* BEGIN *

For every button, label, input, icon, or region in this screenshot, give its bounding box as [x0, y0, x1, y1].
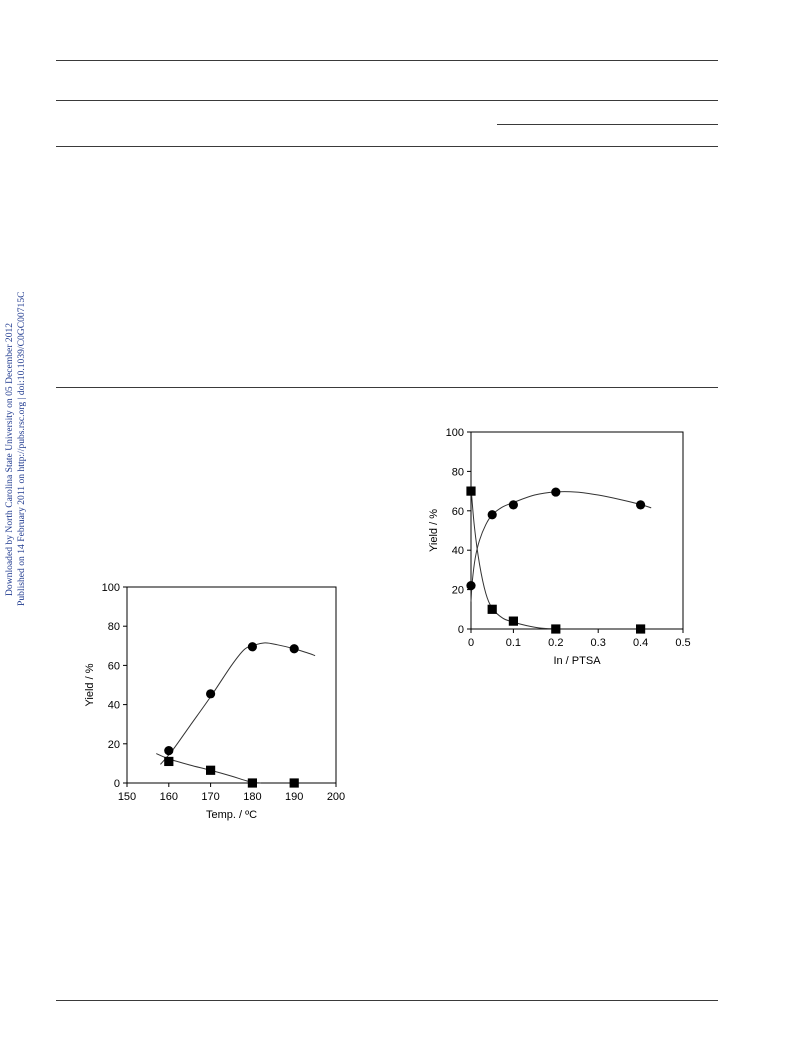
y-tick-label: 20 [452, 585, 464, 597]
y-tick-label: 80 [108, 621, 120, 633]
data-point-circle [206, 689, 216, 699]
curve-circle-fit [470, 491, 652, 602]
y-tick-label: 100 [446, 427, 464, 439]
curve-square-fit [470, 487, 556, 630]
data-point-square [206, 765, 216, 775]
plot-frame [126, 586, 337, 784]
x-tick-label: 0 [468, 637, 474, 649]
y-tick-label: 60 [108, 660, 120, 672]
x-tick-label: 0.3 [591, 637, 606, 649]
data-point-square [289, 778, 299, 788]
x-tick-label: 170 [201, 791, 219, 803]
data-point-square [508, 616, 518, 626]
y-tick-label: 0 [114, 778, 120, 790]
table-mid-rule [56, 146, 718, 147]
y-tick-label: 80 [452, 466, 464, 478]
data-point-circle [466, 581, 476, 591]
x-tick-label: 0.2 [548, 637, 563, 649]
x-tick-label: 0.5 [675, 637, 690, 649]
data-point-square [247, 778, 257, 788]
x-tick-label: 160 [160, 791, 178, 803]
x-axis-label: Temp. / ºC [206, 809, 257, 821]
data-point-square [636, 624, 646, 634]
curve-circle-fit [160, 642, 316, 765]
x-tick-label: 0.4 [633, 637, 648, 649]
y-tick-label: 100 [102, 582, 120, 594]
table-subheader-rule [497, 124, 718, 125]
y-tick-label: 40 [452, 545, 464, 557]
x-tick-label: 200 [327, 791, 345, 803]
chart-temperature-yield: 150 160 170 180 190 200 0 20 40 60 80 100 Temp. / ºC… [84, 582, 345, 821]
footer-rule [56, 1000, 718, 1001]
y-tick-label: 20 [108, 739, 120, 751]
x-tick-label: 190 [285, 791, 303, 803]
y-tick-label: 0 [458, 624, 464, 636]
data-point-square [466, 486, 476, 496]
y-axis-label: Yield / % [84, 663, 96, 706]
data-point-square [551, 624, 561, 634]
data-point-circle [487, 510, 497, 520]
x-tick-label: 150 [118, 791, 136, 803]
data-point-circle [289, 644, 299, 654]
x-tick-label: 180 [243, 791, 261, 803]
top-rule [56, 60, 718, 61]
data-point-square [164, 756, 174, 767]
x-tick-label: 0.1 [506, 637, 521, 649]
data-point-circle [247, 642, 257, 652]
y-tick-label: 60 [452, 506, 464, 518]
x-axis-label: In / PTSA [553, 655, 601, 667]
data-point-circle [636, 500, 646, 510]
data-point-square [487, 604, 497, 614]
y-tick-label: 40 [108, 700, 120, 712]
data-point-circle [551, 487, 561, 497]
data-point-circle [164, 746, 174, 756]
table-bottom-rule [56, 387, 718, 388]
plot-frame [470, 431, 684, 630]
y-axis-label: Yield / % [428, 509, 440, 552]
table-header-rule [56, 100, 718, 101]
data-point-circle [508, 500, 518, 510]
chart-ratio-yield: 0 0.1 0.2 0.3 0.4 0.5 0 20 40 60 80 100 In / PTSA Yie… [428, 427, 691, 667]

* END *

Please reproduce the entries from the line with "y-tick-label: 20 [452, 585, 464, 597]" up to and including the line with "data-point-square [206, 765, 216, 775]", substituting "curve-triangle-fit" for "curve-square-fit" and leaving everything else unchanged.

EXERCISE RESULT:
y-tick-label: 20 [452, 585, 464, 597]
y-tick-label: 80 [108, 621, 120, 633]
data-point-circle [206, 689, 216, 699]
curve-circle-fit [470, 491, 652, 602]
y-tick-label: 100 [446, 427, 464, 439]
curve-triangle-fit [470, 487, 556, 630]
data-point-square [206, 765, 216, 775]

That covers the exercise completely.